Figure collection entries
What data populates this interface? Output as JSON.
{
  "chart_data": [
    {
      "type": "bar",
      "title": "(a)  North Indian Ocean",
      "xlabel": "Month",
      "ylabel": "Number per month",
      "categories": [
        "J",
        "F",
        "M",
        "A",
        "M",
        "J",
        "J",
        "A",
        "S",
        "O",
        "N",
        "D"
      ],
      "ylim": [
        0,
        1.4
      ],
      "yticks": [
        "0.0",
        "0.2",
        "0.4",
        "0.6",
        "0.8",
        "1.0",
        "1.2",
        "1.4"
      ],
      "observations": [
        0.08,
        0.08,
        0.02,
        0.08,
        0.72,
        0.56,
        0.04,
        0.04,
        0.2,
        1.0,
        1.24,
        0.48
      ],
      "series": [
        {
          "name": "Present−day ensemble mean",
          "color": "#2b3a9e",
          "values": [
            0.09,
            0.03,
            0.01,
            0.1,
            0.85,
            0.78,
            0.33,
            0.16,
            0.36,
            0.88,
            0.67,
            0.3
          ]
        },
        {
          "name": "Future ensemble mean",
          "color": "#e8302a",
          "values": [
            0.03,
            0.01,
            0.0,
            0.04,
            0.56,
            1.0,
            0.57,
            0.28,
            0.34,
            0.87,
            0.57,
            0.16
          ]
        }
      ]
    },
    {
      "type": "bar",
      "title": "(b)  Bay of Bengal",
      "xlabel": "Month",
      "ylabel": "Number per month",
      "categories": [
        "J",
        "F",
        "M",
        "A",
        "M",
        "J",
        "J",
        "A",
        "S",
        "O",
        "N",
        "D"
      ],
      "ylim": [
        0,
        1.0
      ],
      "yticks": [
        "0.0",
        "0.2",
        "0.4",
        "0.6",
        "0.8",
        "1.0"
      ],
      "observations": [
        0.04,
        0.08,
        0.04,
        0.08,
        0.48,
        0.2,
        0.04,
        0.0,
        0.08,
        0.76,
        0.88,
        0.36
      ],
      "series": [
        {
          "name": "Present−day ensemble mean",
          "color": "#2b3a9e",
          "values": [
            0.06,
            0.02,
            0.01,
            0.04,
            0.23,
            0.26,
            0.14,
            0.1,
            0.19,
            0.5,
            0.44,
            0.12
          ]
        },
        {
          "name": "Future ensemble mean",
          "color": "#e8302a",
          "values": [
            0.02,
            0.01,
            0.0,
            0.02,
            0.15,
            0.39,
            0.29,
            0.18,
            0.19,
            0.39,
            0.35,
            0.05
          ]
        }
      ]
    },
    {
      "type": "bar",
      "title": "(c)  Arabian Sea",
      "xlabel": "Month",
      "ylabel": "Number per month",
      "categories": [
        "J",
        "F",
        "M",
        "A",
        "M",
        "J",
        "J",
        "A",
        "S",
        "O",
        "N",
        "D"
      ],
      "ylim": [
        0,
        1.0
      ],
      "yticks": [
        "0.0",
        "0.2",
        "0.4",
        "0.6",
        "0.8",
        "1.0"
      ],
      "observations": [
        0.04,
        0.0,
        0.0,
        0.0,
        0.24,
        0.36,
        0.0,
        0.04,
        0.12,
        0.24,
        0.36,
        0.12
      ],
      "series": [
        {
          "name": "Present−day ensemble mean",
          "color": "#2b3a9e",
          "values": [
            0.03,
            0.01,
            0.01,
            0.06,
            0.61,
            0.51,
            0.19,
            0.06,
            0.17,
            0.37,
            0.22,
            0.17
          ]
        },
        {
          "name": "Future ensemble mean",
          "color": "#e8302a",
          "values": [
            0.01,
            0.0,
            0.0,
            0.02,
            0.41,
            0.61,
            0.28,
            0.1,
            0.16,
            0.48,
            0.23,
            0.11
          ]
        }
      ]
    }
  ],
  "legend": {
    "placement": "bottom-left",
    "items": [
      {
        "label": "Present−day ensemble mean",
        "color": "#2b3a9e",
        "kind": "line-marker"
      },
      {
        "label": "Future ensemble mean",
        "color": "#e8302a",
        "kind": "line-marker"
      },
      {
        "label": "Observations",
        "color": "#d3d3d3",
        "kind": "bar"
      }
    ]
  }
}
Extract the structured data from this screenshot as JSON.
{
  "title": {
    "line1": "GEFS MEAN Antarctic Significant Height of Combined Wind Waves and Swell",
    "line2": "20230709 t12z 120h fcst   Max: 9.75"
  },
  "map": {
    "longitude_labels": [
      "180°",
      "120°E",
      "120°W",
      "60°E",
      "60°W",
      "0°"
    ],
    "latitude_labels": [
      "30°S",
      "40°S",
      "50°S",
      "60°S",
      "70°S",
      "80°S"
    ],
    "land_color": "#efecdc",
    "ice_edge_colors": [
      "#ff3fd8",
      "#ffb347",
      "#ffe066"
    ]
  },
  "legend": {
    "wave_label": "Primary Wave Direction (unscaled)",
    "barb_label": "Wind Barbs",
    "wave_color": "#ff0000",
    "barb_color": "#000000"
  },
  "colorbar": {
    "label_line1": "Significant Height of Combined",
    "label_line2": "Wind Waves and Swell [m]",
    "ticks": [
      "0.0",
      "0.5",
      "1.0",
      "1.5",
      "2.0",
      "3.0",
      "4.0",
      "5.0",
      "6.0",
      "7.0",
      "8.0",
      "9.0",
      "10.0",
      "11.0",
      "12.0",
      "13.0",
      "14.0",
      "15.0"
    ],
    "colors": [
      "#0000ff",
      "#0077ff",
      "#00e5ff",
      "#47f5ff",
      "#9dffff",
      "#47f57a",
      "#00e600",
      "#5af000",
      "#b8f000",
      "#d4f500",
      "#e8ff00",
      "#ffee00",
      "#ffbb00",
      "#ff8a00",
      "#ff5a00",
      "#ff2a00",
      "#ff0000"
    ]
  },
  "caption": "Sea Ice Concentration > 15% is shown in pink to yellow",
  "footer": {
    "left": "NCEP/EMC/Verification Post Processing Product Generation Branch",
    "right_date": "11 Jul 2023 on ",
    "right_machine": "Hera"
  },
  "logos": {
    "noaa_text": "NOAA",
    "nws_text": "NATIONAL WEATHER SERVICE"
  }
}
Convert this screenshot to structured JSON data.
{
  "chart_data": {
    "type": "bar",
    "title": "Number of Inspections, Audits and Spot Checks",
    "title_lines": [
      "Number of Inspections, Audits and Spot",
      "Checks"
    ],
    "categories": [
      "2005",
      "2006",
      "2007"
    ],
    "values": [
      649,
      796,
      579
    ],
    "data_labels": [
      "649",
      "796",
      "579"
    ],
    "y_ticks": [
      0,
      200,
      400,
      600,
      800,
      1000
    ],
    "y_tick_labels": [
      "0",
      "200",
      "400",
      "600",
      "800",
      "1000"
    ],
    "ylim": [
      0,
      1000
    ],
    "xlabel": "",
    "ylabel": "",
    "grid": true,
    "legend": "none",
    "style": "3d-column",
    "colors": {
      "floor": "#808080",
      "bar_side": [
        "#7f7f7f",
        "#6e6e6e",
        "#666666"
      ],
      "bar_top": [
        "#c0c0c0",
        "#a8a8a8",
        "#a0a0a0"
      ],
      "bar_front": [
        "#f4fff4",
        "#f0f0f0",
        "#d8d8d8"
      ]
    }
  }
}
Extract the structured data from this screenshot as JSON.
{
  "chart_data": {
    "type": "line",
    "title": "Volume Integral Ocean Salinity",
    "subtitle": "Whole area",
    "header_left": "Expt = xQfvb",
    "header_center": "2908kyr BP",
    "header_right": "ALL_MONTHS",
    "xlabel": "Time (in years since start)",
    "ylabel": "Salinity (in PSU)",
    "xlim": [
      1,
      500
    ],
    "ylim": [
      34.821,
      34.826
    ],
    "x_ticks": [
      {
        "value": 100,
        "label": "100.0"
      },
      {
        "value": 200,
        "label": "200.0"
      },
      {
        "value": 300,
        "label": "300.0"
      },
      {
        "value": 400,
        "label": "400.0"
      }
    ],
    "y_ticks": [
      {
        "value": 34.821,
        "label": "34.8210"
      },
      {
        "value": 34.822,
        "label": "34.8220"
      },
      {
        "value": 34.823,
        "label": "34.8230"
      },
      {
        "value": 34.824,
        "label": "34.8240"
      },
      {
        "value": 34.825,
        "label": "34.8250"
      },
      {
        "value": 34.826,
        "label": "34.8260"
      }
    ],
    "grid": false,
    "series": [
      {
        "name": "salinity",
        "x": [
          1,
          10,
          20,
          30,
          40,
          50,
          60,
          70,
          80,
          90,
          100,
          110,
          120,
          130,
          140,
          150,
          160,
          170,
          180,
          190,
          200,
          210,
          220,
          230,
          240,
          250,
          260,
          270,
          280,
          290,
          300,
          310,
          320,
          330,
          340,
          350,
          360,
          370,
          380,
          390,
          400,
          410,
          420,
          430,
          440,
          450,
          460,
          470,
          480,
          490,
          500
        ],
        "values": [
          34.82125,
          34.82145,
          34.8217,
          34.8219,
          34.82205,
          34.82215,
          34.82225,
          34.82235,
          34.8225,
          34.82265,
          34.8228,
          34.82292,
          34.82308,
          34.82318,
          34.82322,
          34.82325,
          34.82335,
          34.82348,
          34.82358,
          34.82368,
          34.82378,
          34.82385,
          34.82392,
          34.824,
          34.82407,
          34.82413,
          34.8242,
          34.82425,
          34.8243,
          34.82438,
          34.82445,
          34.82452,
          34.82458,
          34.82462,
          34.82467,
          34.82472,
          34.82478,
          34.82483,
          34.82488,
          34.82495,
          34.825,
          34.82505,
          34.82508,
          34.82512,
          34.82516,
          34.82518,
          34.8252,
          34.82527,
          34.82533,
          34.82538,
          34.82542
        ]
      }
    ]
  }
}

What to work on:
Show every line in the records above that contains the word "Height".

Expected output:
    "line1": "GEFS MEAN Antarctic Significant Height of Combined Wind Waves and Swell",
    "label_line1": "Significant Height of Combined",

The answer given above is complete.